* [Data provided]:
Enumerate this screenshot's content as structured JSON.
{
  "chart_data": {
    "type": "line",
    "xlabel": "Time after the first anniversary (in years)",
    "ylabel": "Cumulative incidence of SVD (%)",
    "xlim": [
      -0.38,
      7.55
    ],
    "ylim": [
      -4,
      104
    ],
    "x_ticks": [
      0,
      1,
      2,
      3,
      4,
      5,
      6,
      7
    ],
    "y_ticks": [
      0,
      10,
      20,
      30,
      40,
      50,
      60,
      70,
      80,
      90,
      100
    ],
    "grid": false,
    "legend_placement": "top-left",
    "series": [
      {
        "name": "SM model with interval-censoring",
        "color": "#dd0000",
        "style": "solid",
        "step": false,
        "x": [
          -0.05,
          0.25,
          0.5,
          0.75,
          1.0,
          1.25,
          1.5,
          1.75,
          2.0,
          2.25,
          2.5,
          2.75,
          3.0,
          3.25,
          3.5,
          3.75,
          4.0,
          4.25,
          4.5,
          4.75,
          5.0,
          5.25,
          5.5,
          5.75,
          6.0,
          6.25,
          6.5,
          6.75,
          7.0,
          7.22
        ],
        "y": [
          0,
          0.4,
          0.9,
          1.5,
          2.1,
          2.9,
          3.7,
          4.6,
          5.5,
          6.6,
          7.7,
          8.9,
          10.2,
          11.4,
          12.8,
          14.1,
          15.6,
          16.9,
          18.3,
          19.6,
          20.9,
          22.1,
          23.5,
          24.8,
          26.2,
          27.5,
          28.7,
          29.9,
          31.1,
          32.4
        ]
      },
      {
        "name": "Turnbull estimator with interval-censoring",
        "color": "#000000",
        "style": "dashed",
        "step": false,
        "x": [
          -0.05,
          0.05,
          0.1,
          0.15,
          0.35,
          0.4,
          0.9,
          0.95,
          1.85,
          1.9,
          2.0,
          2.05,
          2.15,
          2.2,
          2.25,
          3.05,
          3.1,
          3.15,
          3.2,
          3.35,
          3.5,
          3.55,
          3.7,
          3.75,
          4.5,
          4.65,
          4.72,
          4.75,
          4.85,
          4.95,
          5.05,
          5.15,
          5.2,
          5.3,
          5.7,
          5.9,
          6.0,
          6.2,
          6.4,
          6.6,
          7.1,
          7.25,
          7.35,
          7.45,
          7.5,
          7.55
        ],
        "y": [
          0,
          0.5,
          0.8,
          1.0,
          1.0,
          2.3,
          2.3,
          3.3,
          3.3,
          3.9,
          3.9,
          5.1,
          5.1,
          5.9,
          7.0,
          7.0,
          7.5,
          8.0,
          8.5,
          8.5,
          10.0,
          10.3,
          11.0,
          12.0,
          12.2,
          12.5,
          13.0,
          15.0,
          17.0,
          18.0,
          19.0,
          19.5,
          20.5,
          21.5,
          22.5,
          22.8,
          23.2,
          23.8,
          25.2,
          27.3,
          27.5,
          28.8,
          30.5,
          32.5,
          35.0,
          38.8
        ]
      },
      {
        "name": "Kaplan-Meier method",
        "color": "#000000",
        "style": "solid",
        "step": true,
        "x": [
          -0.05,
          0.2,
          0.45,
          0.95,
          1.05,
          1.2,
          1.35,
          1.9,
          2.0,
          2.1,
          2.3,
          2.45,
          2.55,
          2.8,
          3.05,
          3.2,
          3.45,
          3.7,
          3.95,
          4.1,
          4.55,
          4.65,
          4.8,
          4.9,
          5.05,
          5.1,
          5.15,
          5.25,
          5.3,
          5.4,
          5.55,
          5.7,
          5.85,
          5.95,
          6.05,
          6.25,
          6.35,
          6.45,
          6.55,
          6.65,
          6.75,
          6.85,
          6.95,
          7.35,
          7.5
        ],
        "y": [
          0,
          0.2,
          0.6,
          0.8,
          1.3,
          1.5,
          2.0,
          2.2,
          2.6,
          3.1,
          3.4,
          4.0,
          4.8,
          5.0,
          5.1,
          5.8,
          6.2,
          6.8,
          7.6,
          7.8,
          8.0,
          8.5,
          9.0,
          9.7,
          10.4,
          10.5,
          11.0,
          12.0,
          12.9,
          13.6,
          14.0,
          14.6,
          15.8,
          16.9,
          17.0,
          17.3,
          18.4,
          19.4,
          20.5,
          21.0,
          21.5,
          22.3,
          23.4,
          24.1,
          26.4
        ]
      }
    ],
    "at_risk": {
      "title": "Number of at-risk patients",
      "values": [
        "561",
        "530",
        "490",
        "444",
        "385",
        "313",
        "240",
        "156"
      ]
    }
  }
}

* [Exercise requirements]: Transcribe the listing shown above in full and without change.

* [Solved exercise]:
Enumerate this screenshot's content as structured JSON.
{
  "chart_data": {
    "type": "line",
    "xlabel": "Time after the first anniversary (in years)",
    "ylabel": "Cumulative incidence of SVD (%)",
    "xlim": [
      -0.38,
      7.55
    ],
    "ylim": [
      -4,
      104
    ],
    "x_ticks": [
      0,
      1,
      2,
      3,
      4,
      5,
      6,
      7
    ],
    "y_ticks": [
      0,
      10,
      20,
      30,
      40,
      50,
      60,
      70,
      80,
      90,
      100
    ],
    "grid": false,
    "legend_placement": "top-left",
    "series": [
      {
        "name": "SM model with interval-censoring",
        "color": "#dd0000",
        "style": "solid",
        "step": false,
        "x": [
          -0.05,
          0.25,
          0.5,
          0.75,
          1.0,
          1.25,
          1.5,
          1.75,
          2.0,
          2.25,
          2.5,
          2.75,
          3.0,
          3.25,
          3.5,
          3.75,
          4.0,
          4.25,
          4.5,
          4.75,
          5.0,
          5.25,
          5.5,
          5.75,
          6.0,
          6.25,
          6.5,
          6.75,
          7.0,
          7.22
        ],
        "y": [
          0,
          0.4,
          0.9,
          1.5,
          2.1,
          2.9,
          3.7,
          4.6,
          5.5,
          6.6,
          7.7,
          8.9,
          10.2,
          11.4,
          12.8,
          14.1,
          15.6,
          16.9,
          18.3,
          19.6,
          20.9,
          22.1,
          23.5,
          24.8,
          26.2,
          27.5,
          28.7,
          29.9,
          31.1,
          32.4
        ]
      },
      {
        "name": "Turnbull estimator with interval-censoring",
        "color": "#000000",
        "style": "dashed",
        "step": false,
        "x": [
          -0.05,
          0.05,
          0.1,
          0.15,
          0.35,
          0.4,
          0.9,
          0.95,
          1.85,
          1.9,
          2.0,
          2.05,
          2.15,
          2.2,
          2.25,
          3.05,
          3.1,
          3.15,
          3.2,
          3.35,
          3.5,
          3.55,
          3.7,
          3.75,
          4.5,
          4.65,
          4.72,
          4.75,
          4.85,
          4.95,
          5.05,
          5.15,
          5.2,
          5.3,
          5.7,
          5.9,
          6.0,
          6.2,
          6.4,
          6.6,
          7.1,
          7.25,
          7.35,
          7.45,
          7.5,
          7.55
        ],
        "y": [
          0,
          0.5,
          0.8,
          1.0,
          1.0,
          2.3,
          2.3,
          3.3,
          3.3,
          3.9,
          3.9,
          5.1,
          5.1,
          5.9,
          7.0,
          7.0,
          7.5,
          8.0,
          8.5,
          8.5,
          10.0,
          10.3,
          11.0,
          12.0,
          12.2,
          12.5,
          13.0,
          15.0,
          17.0,
          18.0,
          19.0,
          19.5,
          20.5,
          21.5,
          22.5,
          22.8,
          23.2,
          23.8,
          25.2,
          27.3,
          27.5,
          28.8,
          30.5,
          32.5,
          35.0,
          38.8
        ]
      },
      {
        "name": "Kaplan-Meier method",
        "color": "#000000",
        "style": "solid",
        "step": true,
        "x": [
          -0.05,
          0.2,
          0.45,
          0.95,
          1.05,
          1.2,
          1.35,
          1.9,
          2.0,
          2.1,
          2.3,
          2.45,
          2.55,
          2.8,
          3.05,
          3.2,
          3.45,
          3.7,
          3.95,
          4.1,
          4.55,
          4.65,
          4.8,
          4.9,
          5.05,
          5.1,
          5.15,
          5.25,
          5.3,
          5.4,
          5.55,
          5.7,
          5.85,
          5.95,
          6.05,
          6.25,
          6.35,
          6.45,
          6.55,
          6.65,
          6.75,
          6.85,
          6.95,
          7.35,
          7.5
        ],
        "y": [
          0,
          0.2,
          0.6,
          0.8,
          1.3,
          1.5,
          2.0,
          2.2,
          2.6,
          3.1,
          3.4,
          4.0,
          4.8,
          5.0,
          5.1,
          5.8,
          6.2,
          6.8,
          7.6,
          7.8,
          8.0,
          8.5,
          9.0,
          9.7,
          10.4,
          10.5,
          11.0,
          12.0,
          12.9,
          13.6,
          14.0,
          14.6,
          15.8,
          16.9,
          17.0,
          17.3,
          18.4,
          19.4,
          20.5,
          21.0,
          21.5,
          22.3,
          23.4,
          24.1,
          26.4
        ]
      }
    ],
    "at_risk": {
      "title": "Number of at-risk patients",
      "values": [
        "561",
        "530",
        "490",
        "444",
        "385",
        "313",
        "240",
        "156"
      ]
    }
  }
}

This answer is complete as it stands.